> **Work to complete**
A – From the thread on selling a house with a tenant, list each circumstance Romy has heard would let a landlord insist that tenants move out.
B – In the thread on selling a house with a tenant, with whom does the reply advise filing paperwork so that capital gains are calculated properly later?
C – Please carry on the thread on selling a house with a tenant, picking up after its final sentence.
** Start Page extract **
# Selling a house with a tenant in it



## Romy (Jan 14, 2015)

Hi there!

I'm about to move to a new city. Instead of selling my house (and paying hefty agent commissions), I thought of renting out my house to a tenant, then putting that income toward renting in my new location.

What happens in 2-3 years if I want to sell the house? Once the lease is expired and the tenant is renting month to month, am I allowed to give the tenant a 60 day notice and request he/she moves, so that I can sell the property?

I've heard that legally, the tenants have a right to stay in the property in this case, and that I can only insist they move either if they're problematic tenants (destructive or not paying rent) or if I or an immediate family member need to live in the property. Given that neither case applies here (when I want to sell the house), do I have the right to give the tenants a 60 day notice and request they leave?


----------



## Just a Guy (Mar 27, 2012)

First, make sure you file the paperwork properly with CRA so that your capital gains are properly calculated later.

Next, be sure that the place actually makes sense as a rental. A house is different from a rental, one is a personal possession, the other is a business move. Cash flow, return on investment, etc. All should play a role in your decision. 

How do you plan to manage the property from a distance? What happens if you get a tenant from hell who breaks everything and steals anything not nailed down including the cover plates and maybe even the copper pipes which fetch a fair price in the scrap metal market? (Yes, I know people who've had this happen). 

As for your question about tenants, it depends on which province you are in, the legalities change for each. If you agree to provide the house in a vacant condition, you have to deliver it in a vacant state no matter the cost to you.
** End Page extract **
** Start Stored rows **
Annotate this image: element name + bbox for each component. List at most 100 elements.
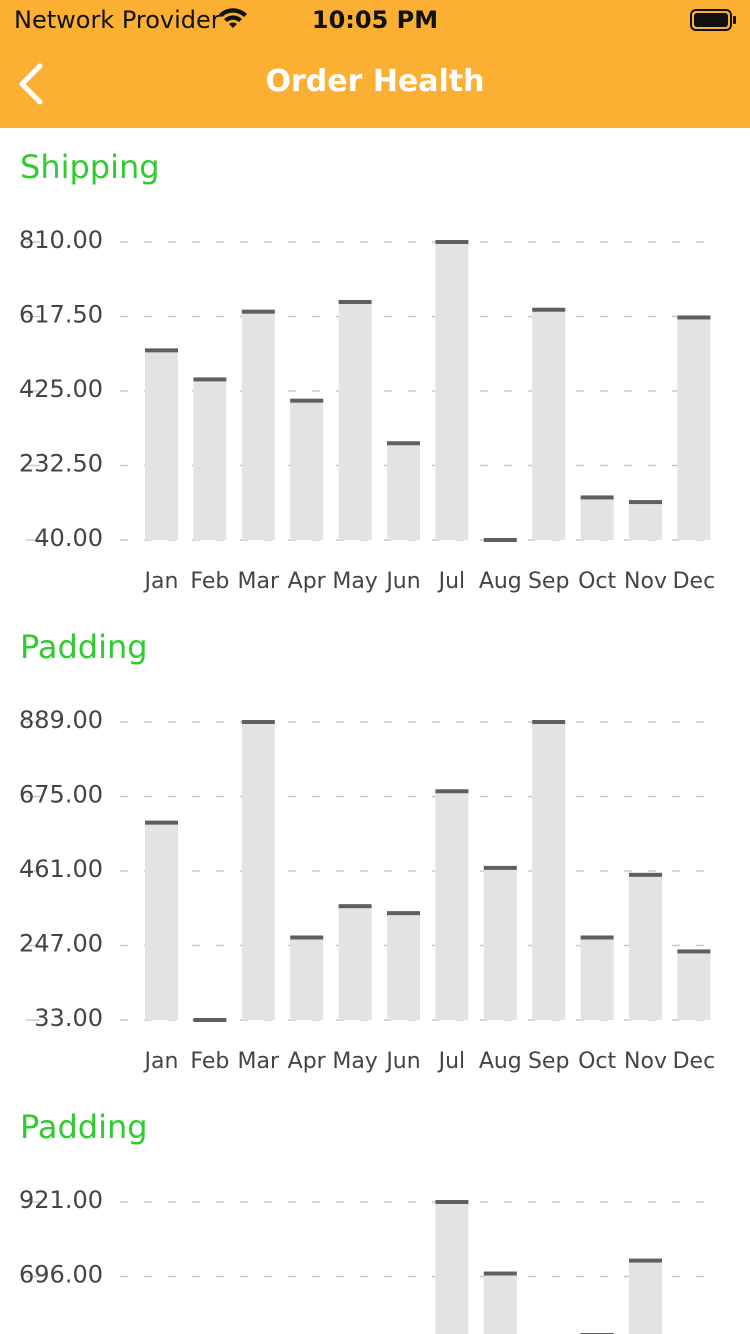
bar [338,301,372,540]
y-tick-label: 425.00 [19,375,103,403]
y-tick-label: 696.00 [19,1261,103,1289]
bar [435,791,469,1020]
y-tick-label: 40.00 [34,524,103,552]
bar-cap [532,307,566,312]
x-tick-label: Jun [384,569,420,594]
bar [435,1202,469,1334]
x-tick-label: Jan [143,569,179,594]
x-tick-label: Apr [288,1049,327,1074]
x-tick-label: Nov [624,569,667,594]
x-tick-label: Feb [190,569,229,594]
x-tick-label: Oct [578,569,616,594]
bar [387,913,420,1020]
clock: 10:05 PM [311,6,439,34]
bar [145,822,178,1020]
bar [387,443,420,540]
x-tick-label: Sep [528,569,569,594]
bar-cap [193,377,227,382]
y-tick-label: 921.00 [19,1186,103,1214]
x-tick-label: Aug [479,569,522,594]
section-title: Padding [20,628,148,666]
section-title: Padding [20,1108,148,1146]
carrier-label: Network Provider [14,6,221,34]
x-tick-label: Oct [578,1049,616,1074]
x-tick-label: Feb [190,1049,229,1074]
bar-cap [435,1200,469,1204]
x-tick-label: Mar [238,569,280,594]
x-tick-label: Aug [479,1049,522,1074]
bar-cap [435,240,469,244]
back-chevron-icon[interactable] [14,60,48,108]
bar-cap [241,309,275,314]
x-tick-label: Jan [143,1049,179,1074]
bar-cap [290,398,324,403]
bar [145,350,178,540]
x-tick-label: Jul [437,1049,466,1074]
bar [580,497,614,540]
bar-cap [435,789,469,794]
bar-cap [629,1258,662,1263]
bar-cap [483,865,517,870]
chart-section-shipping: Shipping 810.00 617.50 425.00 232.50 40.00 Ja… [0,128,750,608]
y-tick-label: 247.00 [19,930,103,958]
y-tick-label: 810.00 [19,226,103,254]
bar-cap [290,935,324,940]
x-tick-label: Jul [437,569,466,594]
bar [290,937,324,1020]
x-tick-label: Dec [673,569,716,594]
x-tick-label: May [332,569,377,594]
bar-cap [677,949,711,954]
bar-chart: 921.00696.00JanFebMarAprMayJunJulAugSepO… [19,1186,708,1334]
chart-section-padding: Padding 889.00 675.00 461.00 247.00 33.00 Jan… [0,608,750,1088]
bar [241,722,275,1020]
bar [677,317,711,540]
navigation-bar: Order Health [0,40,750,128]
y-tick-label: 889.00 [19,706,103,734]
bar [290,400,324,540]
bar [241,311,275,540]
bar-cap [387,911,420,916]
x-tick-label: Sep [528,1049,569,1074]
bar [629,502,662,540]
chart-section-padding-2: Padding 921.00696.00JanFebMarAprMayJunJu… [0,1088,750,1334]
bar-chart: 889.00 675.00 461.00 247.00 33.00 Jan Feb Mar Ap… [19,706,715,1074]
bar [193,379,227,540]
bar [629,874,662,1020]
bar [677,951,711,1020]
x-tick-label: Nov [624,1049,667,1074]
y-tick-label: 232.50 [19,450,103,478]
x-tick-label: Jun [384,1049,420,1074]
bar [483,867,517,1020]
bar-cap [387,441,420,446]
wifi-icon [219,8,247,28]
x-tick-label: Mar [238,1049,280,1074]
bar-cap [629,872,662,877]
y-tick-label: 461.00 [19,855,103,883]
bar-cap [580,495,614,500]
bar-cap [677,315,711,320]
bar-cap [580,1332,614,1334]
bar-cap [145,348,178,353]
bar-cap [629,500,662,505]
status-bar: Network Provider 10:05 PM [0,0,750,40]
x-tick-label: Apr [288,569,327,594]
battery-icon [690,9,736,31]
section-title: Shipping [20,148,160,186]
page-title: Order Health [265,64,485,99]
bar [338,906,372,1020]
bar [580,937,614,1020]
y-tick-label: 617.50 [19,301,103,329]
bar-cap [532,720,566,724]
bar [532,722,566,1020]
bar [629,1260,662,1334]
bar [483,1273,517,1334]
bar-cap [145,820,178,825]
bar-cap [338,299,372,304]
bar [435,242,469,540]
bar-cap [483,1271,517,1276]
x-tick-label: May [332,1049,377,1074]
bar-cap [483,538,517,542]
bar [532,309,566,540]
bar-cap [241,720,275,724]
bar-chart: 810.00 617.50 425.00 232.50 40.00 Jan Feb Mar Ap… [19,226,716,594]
** End Stored rows **
** Start Stored rows **
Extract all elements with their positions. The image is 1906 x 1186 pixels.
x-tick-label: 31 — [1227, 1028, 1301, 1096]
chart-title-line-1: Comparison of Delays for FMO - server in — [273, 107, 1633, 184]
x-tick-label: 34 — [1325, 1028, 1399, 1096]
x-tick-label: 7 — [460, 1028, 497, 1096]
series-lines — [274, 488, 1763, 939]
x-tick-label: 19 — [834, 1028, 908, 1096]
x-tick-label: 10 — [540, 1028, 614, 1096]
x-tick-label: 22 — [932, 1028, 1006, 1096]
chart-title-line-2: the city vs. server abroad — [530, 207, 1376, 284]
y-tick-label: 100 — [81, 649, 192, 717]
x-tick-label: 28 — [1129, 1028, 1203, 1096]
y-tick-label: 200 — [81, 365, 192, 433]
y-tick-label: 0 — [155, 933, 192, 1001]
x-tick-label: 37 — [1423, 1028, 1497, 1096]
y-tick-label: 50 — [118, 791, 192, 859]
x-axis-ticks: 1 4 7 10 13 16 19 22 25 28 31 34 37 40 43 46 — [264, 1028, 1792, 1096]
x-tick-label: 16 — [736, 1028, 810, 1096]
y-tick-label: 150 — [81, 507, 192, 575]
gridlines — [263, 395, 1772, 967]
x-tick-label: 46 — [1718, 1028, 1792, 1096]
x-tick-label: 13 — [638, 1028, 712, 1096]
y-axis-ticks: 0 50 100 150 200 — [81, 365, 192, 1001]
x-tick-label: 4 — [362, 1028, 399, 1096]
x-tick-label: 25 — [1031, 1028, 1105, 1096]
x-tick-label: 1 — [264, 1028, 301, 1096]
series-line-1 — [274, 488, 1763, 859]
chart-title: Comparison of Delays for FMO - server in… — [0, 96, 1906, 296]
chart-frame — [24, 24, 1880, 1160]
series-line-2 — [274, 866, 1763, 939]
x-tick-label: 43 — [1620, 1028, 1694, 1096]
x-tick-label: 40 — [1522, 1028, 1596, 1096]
** End Stored rows **
** Start Stored rows **
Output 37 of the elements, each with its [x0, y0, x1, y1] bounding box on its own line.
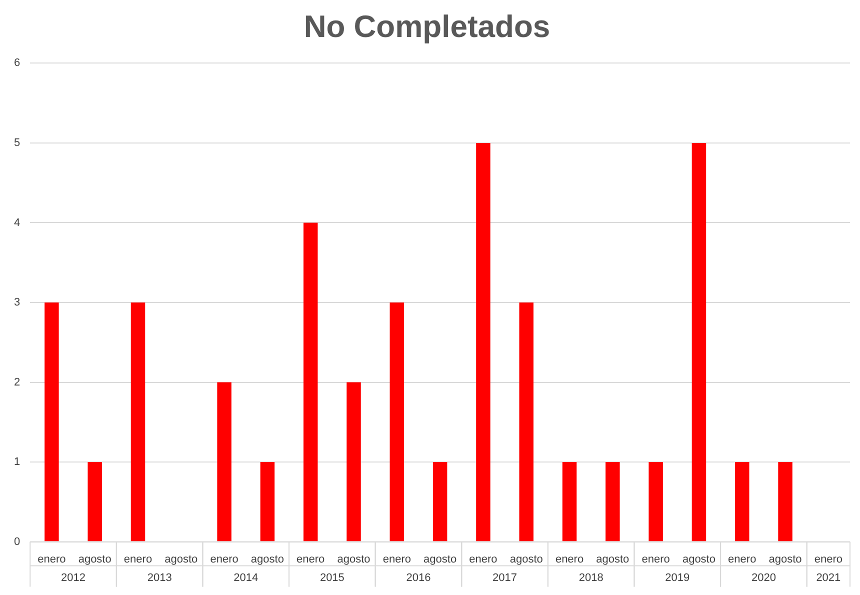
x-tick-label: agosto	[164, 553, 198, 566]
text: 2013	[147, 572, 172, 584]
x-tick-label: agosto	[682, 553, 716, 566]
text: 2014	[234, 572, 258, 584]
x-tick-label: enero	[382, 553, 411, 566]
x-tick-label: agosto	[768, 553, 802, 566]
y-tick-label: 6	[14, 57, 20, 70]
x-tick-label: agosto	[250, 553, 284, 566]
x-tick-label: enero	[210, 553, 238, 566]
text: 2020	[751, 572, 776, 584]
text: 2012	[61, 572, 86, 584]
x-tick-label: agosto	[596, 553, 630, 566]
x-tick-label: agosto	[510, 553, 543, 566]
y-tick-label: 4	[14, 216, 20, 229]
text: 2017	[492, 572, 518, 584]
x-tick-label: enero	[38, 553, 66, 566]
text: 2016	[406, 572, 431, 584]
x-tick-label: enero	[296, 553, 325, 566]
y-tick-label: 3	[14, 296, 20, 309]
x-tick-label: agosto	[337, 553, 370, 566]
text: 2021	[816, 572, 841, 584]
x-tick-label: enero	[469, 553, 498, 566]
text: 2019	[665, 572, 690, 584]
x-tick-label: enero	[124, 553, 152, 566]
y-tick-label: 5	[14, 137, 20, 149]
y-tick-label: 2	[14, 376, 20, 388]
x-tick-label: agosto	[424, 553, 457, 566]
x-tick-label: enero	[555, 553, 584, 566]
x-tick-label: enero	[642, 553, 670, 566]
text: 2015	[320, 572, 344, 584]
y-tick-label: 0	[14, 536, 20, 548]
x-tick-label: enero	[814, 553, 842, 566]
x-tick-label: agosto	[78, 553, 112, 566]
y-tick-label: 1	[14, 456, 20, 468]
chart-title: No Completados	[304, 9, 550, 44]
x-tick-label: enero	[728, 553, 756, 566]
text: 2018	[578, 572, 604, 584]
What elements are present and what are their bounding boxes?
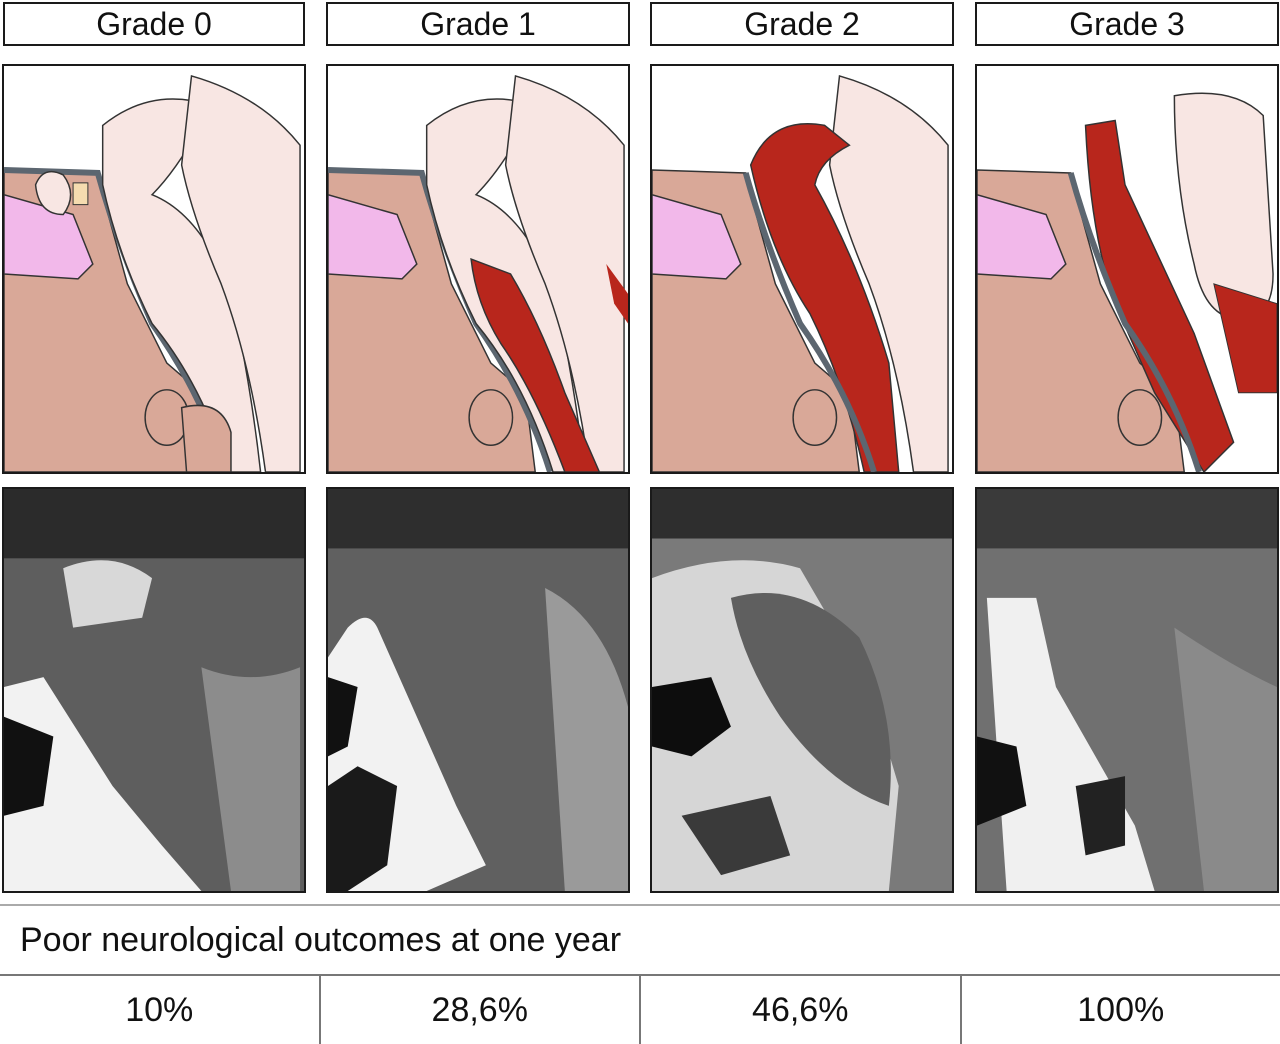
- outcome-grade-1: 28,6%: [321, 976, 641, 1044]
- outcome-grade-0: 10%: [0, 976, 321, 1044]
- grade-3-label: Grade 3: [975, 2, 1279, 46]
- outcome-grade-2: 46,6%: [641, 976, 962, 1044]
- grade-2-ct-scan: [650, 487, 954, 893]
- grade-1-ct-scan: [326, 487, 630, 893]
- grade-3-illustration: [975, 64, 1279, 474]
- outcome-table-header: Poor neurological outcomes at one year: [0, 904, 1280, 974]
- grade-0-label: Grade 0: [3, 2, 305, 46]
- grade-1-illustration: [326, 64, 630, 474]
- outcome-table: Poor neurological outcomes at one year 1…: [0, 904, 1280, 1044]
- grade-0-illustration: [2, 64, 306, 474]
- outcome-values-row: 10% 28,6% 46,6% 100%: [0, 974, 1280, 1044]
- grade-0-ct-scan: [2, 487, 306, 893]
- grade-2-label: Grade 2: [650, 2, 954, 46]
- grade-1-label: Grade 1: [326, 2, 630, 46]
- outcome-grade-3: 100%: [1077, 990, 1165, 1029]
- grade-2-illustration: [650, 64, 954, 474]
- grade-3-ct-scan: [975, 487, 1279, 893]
** End Stored rows **
> **Responses in order**
A –
- The tenants are destructive.
- The tenants are not paying rent.
- The owner needs to live in the property.
- An immediate family member needs to live in the property.

B – With CRA.

C –
Being a landlord is more work than just owning a house...take it seriously before jumping in.


----------



## Romy (Jan 14, 2015)

Just a Guy said:


> First, make sure you file the paperwork properly with CRA so that your capital gains are properly calculated later.


Are you taxed on capital gains in this case? I think that when you sell your primary residence, you're not taxed on them. Would I be taxed in this case -- for the difference between the price of the house when I bought it and the price it fetches when I sell it a few years down the line?



Just a Guy said:


> How do you plan to manage the property from a distance?


I would be only an hour or two away.


----------



## Spudd (Oct 11, 2011)

You need to get the house appraised when you start renting it out, because you have to pay capital gains on the difference between the selling price and what it was worth when you turned it into a rental. 

I think you can just leave the tenant in there when you want to sell it, often you will see "tenant is willing to stay" in real estate ads. If the person buying it wants to live there themselves, they can kick the tenant out because they want to move in. If they want to rent it out they'll be happy they have an existing tenant. 

I don't know if you can kick them out in order to put the house on the market (i.e. wanting to have it vacant, clean, tidy for showings). Hopefully someone else will come along who knows.


----------



## none (Jan 15, 2013)

Once you start renting it out it no longer becomes your principle residence. Of course, it's not immediate but adjusted based on how long you lived in the home prior to renting it and how long you rented it for.

Just sell it.

http://www.taxtips.ca/personaltax/propertyrental/changeinuse.htm


----------



## wendi1 (Oct 2, 2013)

Really bad idea. Why would you do this instead of a) selling the house and buying a new principal residence in your new location, or b) selling the house and buying a rental property in your new location?

If you want to be a landlord, you have to read up on the law in your area. It's a business like any other. But don't become a landlord because you are too cheap to pay a realtor, or don't want to take the time to sell it yourself.


----------



## Berubeland (Sep 6, 2009)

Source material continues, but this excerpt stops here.